◆ Directive
Lift out each line of the data that holds "hybrid".

::::

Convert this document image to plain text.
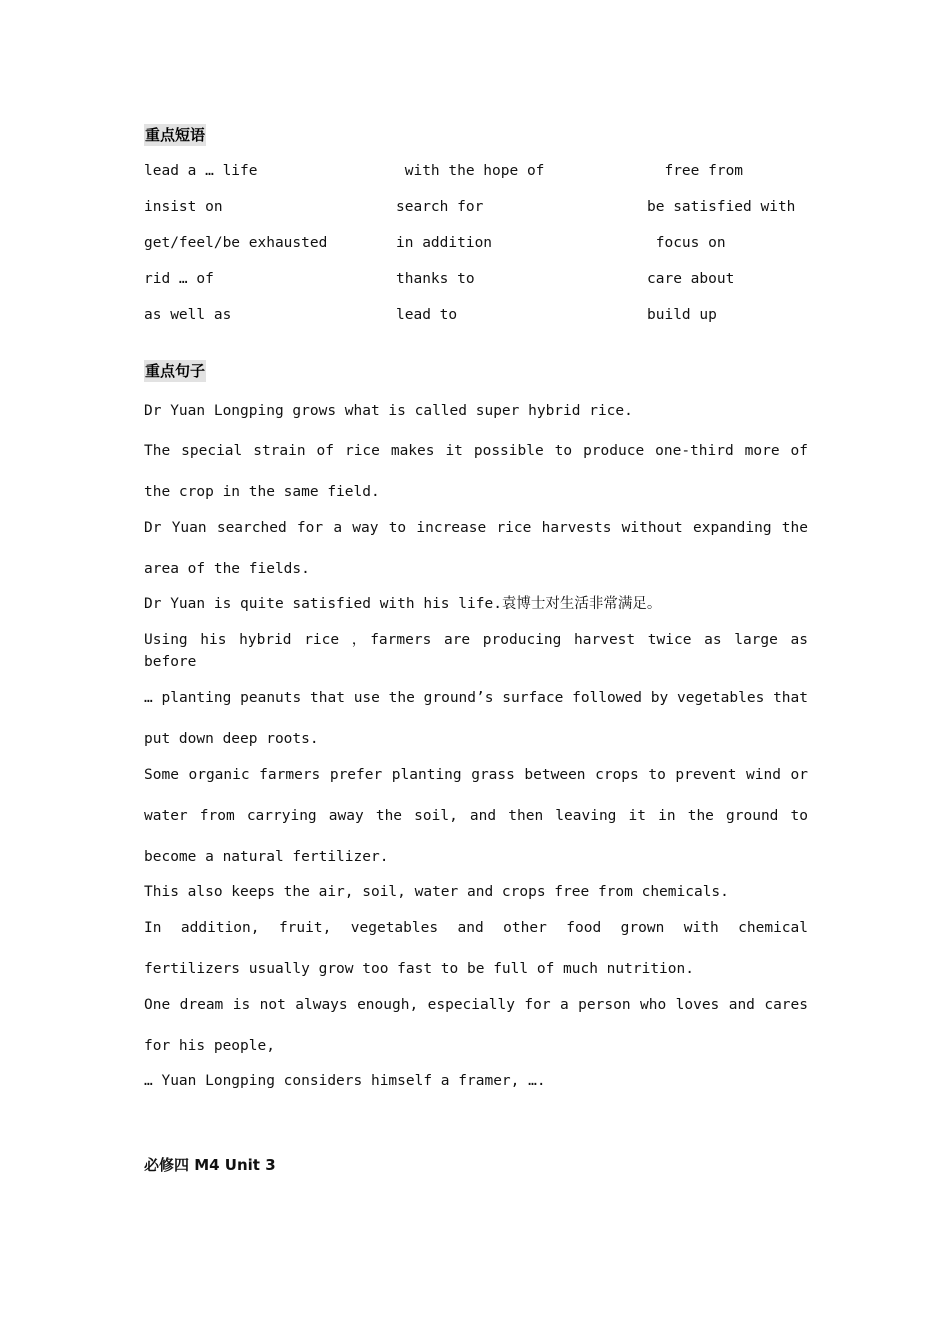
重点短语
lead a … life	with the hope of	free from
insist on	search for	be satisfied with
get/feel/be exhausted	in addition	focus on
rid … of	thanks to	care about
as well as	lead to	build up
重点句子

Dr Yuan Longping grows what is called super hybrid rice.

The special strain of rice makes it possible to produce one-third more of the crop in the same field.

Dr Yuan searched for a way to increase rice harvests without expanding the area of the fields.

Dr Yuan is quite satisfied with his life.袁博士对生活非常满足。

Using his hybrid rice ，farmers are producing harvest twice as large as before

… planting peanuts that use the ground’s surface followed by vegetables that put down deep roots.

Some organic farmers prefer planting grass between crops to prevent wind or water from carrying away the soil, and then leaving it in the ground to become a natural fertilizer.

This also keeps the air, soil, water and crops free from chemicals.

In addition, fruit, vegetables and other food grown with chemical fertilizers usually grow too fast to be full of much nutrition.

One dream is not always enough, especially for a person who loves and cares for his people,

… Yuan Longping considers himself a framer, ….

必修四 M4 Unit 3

::::

◆ Response below
Dr Yuan Longping grows what is called super hybrid rice.
Using his hybrid rice ，farmers are producing harvest twice as large as before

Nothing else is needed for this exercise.